Collected data entries
^^^^

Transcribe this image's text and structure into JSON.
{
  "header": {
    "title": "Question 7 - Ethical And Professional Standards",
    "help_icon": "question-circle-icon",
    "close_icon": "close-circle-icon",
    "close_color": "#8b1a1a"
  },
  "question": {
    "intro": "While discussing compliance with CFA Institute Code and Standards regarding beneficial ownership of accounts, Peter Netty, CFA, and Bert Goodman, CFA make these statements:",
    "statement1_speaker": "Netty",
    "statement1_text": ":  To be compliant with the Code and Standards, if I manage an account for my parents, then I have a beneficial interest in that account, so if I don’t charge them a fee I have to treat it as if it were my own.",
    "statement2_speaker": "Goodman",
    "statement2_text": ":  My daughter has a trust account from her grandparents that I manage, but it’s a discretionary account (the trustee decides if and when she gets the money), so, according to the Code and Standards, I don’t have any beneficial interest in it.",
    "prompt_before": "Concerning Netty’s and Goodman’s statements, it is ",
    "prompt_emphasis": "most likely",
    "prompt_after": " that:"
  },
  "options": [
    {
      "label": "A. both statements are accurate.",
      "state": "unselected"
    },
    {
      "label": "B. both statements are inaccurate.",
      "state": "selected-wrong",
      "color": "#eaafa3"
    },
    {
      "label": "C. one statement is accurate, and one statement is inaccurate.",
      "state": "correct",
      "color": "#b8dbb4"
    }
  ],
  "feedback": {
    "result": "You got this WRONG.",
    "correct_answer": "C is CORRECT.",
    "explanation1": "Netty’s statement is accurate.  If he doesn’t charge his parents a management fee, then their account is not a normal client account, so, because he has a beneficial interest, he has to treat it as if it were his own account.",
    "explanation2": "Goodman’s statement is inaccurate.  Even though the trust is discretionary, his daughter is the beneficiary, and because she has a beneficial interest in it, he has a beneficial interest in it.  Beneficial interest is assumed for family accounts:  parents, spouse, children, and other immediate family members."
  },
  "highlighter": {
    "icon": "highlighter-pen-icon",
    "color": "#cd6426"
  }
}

^^^^

_PROBLEM_
Go through the records and pull out each line that includes the word "this".

_FINISHED ANSWER_
Transcribe this image's text and structure into JSON.
    "result": "You got this WRONG.",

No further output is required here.